● EXERCISE DIRECTIONS: Search the records below for the word "username" and show every line where it occurs.

● SUPPLIED DATA:
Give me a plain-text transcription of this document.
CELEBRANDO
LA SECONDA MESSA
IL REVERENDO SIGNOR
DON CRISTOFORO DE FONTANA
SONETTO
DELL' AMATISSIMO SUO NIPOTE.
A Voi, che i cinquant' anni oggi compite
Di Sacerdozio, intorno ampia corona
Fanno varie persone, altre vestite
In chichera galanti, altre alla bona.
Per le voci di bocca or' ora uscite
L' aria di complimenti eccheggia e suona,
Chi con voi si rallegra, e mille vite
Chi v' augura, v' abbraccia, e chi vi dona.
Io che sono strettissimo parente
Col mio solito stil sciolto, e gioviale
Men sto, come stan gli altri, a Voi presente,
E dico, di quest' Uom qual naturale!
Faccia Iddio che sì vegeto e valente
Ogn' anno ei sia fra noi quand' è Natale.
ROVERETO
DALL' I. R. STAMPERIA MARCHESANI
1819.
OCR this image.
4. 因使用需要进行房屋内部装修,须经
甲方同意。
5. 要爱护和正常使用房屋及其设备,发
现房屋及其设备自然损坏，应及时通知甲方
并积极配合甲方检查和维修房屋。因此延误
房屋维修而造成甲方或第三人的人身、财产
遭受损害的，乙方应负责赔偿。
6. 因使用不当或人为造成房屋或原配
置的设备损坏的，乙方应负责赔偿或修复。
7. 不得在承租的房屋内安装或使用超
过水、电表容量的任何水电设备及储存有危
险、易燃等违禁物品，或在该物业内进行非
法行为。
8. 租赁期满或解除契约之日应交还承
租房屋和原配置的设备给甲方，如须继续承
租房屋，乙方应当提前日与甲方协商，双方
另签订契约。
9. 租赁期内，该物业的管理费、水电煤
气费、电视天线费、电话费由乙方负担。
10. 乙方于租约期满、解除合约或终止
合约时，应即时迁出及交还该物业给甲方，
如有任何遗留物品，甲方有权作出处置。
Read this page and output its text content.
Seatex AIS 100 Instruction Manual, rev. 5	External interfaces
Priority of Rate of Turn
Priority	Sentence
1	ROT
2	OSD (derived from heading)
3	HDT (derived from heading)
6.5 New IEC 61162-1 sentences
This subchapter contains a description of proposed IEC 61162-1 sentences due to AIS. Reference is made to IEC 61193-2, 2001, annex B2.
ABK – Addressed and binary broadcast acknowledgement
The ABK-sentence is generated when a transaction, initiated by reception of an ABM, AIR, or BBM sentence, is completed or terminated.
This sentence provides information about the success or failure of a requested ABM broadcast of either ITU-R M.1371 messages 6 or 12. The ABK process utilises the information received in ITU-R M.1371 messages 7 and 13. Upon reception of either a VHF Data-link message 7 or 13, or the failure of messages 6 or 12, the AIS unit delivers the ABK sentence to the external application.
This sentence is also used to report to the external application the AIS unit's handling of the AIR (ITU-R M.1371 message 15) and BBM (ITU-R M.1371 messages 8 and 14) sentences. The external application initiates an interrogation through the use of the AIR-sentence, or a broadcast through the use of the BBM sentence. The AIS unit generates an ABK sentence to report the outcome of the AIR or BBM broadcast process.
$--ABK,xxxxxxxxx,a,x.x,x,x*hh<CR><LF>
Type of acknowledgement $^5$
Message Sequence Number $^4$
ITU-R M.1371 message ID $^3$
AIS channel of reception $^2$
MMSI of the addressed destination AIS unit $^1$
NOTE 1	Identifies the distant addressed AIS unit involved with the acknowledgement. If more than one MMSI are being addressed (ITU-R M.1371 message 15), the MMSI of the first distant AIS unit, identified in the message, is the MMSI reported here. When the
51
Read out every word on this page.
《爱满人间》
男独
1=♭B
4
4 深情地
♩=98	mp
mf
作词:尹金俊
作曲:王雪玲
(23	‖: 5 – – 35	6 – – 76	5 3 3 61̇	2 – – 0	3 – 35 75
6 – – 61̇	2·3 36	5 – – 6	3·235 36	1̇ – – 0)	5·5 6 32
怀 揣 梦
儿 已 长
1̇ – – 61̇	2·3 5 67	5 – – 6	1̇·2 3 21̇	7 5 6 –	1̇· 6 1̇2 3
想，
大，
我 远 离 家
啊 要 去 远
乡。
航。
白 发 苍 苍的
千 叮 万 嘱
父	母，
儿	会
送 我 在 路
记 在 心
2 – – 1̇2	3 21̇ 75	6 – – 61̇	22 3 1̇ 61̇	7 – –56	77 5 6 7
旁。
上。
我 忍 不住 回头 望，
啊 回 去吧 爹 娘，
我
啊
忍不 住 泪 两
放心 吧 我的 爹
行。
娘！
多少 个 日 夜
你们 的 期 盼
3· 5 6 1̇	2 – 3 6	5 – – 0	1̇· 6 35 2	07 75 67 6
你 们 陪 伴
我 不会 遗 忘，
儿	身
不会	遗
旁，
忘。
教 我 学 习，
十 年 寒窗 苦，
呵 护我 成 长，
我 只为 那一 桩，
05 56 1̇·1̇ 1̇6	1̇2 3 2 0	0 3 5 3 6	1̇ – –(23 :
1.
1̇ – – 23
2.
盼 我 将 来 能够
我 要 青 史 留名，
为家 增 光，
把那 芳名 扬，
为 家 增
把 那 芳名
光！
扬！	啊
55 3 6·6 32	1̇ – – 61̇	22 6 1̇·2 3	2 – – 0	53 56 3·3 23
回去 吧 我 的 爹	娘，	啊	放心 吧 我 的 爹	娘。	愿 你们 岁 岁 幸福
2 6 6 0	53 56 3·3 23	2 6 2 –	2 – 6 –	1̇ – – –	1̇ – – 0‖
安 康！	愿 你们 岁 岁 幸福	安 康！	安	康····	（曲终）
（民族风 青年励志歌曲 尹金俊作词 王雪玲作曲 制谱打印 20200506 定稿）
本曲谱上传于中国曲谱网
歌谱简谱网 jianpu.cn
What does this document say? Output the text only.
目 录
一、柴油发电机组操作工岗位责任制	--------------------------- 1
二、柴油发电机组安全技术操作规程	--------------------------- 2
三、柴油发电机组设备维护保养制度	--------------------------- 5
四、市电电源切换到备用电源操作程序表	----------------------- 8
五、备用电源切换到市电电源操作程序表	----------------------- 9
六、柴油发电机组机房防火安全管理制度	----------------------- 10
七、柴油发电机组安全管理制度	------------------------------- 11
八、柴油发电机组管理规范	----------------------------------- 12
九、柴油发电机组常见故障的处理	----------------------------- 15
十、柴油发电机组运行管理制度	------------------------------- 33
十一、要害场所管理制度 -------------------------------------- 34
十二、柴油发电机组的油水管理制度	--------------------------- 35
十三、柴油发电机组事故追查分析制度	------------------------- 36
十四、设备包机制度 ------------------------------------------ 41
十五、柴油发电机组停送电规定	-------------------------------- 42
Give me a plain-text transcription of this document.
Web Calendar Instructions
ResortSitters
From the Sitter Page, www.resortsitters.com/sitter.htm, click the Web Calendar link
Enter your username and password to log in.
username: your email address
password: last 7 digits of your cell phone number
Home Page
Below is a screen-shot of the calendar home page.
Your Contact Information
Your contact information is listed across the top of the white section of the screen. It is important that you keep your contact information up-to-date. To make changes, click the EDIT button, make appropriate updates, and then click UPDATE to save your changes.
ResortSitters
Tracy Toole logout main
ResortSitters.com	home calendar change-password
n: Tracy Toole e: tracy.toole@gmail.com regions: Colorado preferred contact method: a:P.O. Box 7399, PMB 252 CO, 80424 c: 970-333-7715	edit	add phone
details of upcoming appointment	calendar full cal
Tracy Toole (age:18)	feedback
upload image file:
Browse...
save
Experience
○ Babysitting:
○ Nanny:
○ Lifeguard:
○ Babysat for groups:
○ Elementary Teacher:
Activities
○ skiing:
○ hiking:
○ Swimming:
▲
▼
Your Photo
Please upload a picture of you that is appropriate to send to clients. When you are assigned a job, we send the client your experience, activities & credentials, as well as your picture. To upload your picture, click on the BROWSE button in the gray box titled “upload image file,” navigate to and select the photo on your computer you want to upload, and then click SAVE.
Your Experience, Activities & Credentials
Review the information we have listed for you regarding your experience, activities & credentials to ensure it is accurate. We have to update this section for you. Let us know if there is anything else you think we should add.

● SOLUTION TO THIS PROBLEM:
Enter your username and password to log in.
username: your email address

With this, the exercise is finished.